Every record here should be printed again exactly.

→ Dataset excerpts:
start

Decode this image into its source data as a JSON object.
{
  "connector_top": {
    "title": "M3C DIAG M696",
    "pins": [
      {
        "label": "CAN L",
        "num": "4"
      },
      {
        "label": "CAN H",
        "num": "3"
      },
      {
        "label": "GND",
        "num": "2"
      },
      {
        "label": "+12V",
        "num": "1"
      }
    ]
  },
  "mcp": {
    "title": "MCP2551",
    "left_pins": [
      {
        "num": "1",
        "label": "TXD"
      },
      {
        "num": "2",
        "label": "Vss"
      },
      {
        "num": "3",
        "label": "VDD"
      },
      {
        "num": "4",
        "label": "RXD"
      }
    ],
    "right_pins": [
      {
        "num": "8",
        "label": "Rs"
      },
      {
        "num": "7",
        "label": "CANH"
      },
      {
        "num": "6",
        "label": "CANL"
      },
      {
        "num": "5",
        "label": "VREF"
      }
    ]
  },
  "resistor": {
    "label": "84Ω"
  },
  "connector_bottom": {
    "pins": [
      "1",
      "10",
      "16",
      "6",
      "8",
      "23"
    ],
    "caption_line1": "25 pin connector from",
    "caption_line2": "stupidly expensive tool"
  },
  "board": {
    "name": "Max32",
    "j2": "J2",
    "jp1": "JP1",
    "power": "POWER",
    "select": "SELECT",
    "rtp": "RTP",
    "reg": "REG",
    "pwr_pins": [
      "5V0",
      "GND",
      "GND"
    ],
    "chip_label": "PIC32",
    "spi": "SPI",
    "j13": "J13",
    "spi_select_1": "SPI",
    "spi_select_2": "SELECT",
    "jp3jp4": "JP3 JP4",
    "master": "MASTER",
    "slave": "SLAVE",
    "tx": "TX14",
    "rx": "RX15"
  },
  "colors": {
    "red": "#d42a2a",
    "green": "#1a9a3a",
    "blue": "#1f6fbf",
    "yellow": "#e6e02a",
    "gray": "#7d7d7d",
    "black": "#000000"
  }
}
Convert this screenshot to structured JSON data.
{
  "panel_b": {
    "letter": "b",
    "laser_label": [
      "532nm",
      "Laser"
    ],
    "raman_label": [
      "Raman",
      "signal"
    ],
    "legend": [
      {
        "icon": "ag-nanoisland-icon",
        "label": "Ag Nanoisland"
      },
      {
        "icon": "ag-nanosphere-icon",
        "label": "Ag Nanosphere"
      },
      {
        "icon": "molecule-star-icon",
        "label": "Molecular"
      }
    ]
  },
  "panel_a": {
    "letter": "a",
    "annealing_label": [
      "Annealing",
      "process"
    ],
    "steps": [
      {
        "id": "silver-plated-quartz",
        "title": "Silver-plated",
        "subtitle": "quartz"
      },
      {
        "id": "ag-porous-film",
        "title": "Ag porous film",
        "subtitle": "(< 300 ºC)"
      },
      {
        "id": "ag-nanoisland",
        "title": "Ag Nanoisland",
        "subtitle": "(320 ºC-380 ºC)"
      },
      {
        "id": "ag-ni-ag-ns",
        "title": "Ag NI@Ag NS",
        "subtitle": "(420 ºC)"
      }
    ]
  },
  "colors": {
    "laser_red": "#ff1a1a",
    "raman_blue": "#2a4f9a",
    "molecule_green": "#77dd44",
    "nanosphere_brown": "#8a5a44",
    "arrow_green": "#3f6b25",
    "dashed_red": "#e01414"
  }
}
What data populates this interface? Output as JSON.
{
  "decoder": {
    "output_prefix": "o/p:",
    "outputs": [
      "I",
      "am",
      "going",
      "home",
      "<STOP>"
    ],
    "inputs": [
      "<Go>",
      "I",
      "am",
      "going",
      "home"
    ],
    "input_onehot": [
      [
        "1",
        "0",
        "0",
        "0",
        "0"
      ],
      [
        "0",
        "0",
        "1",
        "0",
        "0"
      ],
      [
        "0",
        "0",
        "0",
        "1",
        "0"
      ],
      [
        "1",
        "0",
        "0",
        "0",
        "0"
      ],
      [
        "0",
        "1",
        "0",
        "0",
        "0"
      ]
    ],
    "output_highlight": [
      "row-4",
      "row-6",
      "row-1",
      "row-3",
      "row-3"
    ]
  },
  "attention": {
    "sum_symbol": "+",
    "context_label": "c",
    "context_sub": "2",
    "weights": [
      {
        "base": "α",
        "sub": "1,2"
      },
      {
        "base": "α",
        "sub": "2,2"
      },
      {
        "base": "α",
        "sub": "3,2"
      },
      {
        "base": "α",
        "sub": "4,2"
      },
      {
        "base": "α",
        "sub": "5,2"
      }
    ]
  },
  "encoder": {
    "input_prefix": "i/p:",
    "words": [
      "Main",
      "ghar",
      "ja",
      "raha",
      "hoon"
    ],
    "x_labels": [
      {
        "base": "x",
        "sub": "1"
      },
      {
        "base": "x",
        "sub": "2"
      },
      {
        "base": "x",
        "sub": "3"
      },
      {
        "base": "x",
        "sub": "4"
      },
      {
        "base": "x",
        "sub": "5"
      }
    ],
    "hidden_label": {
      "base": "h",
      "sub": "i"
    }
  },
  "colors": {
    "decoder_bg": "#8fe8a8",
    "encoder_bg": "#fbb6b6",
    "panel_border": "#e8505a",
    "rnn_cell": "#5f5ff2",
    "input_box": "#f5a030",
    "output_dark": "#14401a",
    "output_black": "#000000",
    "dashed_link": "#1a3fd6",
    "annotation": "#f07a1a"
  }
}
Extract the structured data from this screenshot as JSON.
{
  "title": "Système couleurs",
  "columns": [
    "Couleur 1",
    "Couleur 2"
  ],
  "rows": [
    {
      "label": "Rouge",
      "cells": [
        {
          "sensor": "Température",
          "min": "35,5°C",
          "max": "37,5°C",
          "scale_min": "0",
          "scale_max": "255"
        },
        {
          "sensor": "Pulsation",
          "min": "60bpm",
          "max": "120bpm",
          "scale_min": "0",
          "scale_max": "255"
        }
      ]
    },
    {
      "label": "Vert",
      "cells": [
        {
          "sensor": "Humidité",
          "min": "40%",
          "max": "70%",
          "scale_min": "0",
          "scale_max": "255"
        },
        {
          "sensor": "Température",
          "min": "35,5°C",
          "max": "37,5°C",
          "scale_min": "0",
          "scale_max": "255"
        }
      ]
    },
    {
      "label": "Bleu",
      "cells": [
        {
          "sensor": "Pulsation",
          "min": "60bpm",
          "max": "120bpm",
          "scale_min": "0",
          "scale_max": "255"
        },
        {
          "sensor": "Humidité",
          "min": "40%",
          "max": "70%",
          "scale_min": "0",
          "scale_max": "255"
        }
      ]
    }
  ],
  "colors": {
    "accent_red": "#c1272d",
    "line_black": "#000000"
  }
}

end

→ Result of this task:
Decode this image into its source data as a JSON object.
{
  "connector_top": {
    "title": "M3C DIAG M696",
    "pins": [
      {
        "label": "CAN L",
        "num": "4"
      },
      {
        "label": "CAN H",
        "num": "3"
      },
      {
        "label": "GND",
        "num": "2"
      },
      {
        "label": "+12V",
        "num": "1"
      }
    ]
  },
  "mcp": {
    "title": "MCP2551",
    "left_pins": [
      {
        "num": "1",
        "label": "TXD"
      },
      {
        "num": "2",
        "label": "Vss"
      },
      {
        "num": "3",
        "label": "VDD"
      },
      {
        "num": "4",
        "label": "RXD"
      }
    ],
    "right_pins": [
      {
        "num": "8",
        "label": "Rs"
      },
      {
        "num": "7",
        "label": "CANH"
      },
      {
        "num": "6",
        "label": "CANL"
      },
      {
        "num": "5",
        "label": "VREF"
      }
    ]
  },
  "resistor": {
    "label": "84Ω"
  },
  "connector_bottom": {
    "pins": [
      "1",
      "10",
      "16",
      "6",
      "8",
      "23"
    ],
    "caption_line1": "25 pin connector from",
    "caption_line2": "stupidly expensive tool"
  },
  "board": {
    "name": "Max32",
    "j2": "J2",
    "jp1": "JP1",
    "power": "POWER",
    "select": "SELECT",
    "rtp": "RTP",
    "reg": "REG",
    "pwr_pins": [
      "5V0",
      "GND",
      "GND"
    ],
    "chip_label": "PIC32",
    "spi": "SPI",
    "j13": "J13",
    "spi_select_1": "SPI",
    "spi_select_2": "SELECT",
    "jp3jp4": "JP3 JP4",
    "master": "MASTER",
    "slave": "SLAVE",
    "tx": "TX14",
    "rx": "RX15"
  },
  "colors": {
    "red": "#d42a2a",
    "green": "#1a9a3a",
    "blue": "#1f6fbf",
    "yellow": "#e6e02a",
    "gray": "#7d7d7d",
    "black": "#000000"
  }
}
Convert this screenshot to structured JSON data.
{
  "panel_b": {
    "letter": "b",
    "laser_label": [
      "532nm",
      "Laser"
    ],
    "raman_label": [
      "Raman",
      "signal"
    ],
    "legend": [
      {
        "icon": "ag-nanoisland-icon",
        "label": "Ag Nanoisland"
      },
      {
        "icon": "ag-nanosphere-icon",
        "label": "Ag Nanosphere"
      },
      {
        "icon": "molecule-star-icon",
        "label": "Molecular"
      }
    ]
  },
  "panel_a": {
    "letter": "a",
    "annealing_label": [
      "Annealing",
      "process"
    ],
    "steps": [
      {
        "id": "silver-plated-quartz",
        "title": "Silver-plated",
        "subtitle": "quartz"
      },
      {
        "id": "ag-porous-film",
        "title": "Ag porous film",
        "subtitle": "(< 300 ºC)"
      },
      {
        "id": "ag-nanoisland",
        "title": "Ag Nanoisland",
        "subtitle": "(320 ºC-380 ºC)"
      },
      {
        "id": "ag-ni-ag-ns",
        "title": "Ag NI@Ag NS",
        "subtitle": "(420 ºC)"
      }
    ]
  },
  "colors": {
    "laser_red": "#ff1a1a",
    "raman_blue": "#2a4f9a",
    "molecule_green": "#77dd44",
    "nanosphere_brown": "#8a5a44",
    "arrow_green": "#3f6b25",
    "dashed_red": "#e01414"
  }
}
What data populates this interface? Output as JSON.
{
  "decoder": {
    "output_prefix": "o/p:",
    "outputs": [
      "I",
      "am",
      "going",
      "home",
      "<STOP>"
    ],
    "inputs": [
      "<Go>",
      "I",
      "am",
      "going",
      "home"
    ],
    "input_onehot": [
      [
        "1",
        "0",
        "0",
        "0",
        "0"
      ],
      [
        "0",
        "0",
        "1",
        "0",
        "0"
      ],
      [
        "0",
        "0",
        "0",
        "1",
        "0"
      ],
      [
        "1",
        "0",
        "0",
        "0",
        "0"
      ],
      [
        "0",
        "1",
        "0",
        "0",
        "0"
      ]
    ],
    "output_highlight": [
      "row-4",
      "row-6",
      "row-1",
      "row-3",
      "row-3"
    ]
  },
  "attention": {
    "sum_symbol": "+",
    "context_label": "c",
    "context_sub": "2",
    "weights": [
      {
        "base": "α",
        "sub": "1,2"
      },
      {
        "base": "α",
        "sub": "2,2"
      },
      {
        "base": "α",
        "sub": "3,2"
      },
      {
        "base": "α",
        "sub": "4,2"
      },
      {
        "base": "α",
        "sub": "5,2"
      }
    ]
  },
  "encoder": {
    "input_prefix": "i/p:",
    "words": [
      "Main",
      "ghar",
      "ja",
      "raha",
      "hoon"
    ],
    "x_labels": [
      {
        "base": "x",
        "sub": "1"
      },
      {
        "base": "x",
        "sub": "2"
      },
      {
        "base": "x",
        "sub": "3"
      },
      {
        "base": "x",
        "sub": "4"
      },
      {
        "base": "x",
        "sub": "5"
      }
    ],
    "hidden_label": {
      "base": "h",
      "sub": "i"
    }
  },
  "colors": {
    "decoder_bg": "#8fe8a8",
    "encoder_bg": "#fbb6b6",
    "panel_border": "#e8505a",
    "rnn_cell": "#5f5ff2",
    "input_box": "#f5a030",
    "output_dark": "#14401a",
    "output_black": "#000000",
    "dashed_link": "#1a3fd6",
    "annotation": "#f07a1a"
  }
}
Extract the structured data from this screenshot as JSON.
{
  "title": "Système couleurs",
  "columns": [
    "Couleur 1",
    "Couleur 2"
  ],
  "rows": [
    {
      "label": "Rouge",
      "cells": [
        {
          "sensor": "Température",
          "min": "35,5°C",
          "max": "37,5°C",
          "scale_min": "0",
          "scale_max": "255"
        },
        {
          "sensor": "Pulsation",
          "min": "60bpm",
          "max": "120bpm",
          "scale_min": "0",
          "scale_max": "255"
        }
      ]
    },
    {
      "label": "Vert",
      "cells": [
        {
          "sensor": "Humidité",
          "min": "40%",
          "max": "70%",
          "scale_min": "0",
          "scale_max": "255"
        },
        {
          "sensor": "Température",
          "min": "35,5°C",
          "max": "37,5°C",
          "scale_min": "0",
          "scale_max": "255"
        }
      ]
    },
    {
      "label": "Bleu",
      "cells": [
        {
          "sensor": "Pulsation",
          "min": "60bpm",
          "max": "120bpm",
          "scale_min": "0",
          "scale_max": "255"
        },
        {
          "sensor": "Humidité",
          "min": "40%",
          "max": "70%",
          "scale_min": "0",
          "scale_max": "255"
        }
      ]
    }
  ],
  "colors": {
    "accent_red": "#c1272d",
    "line_black": "#000000"
  }
}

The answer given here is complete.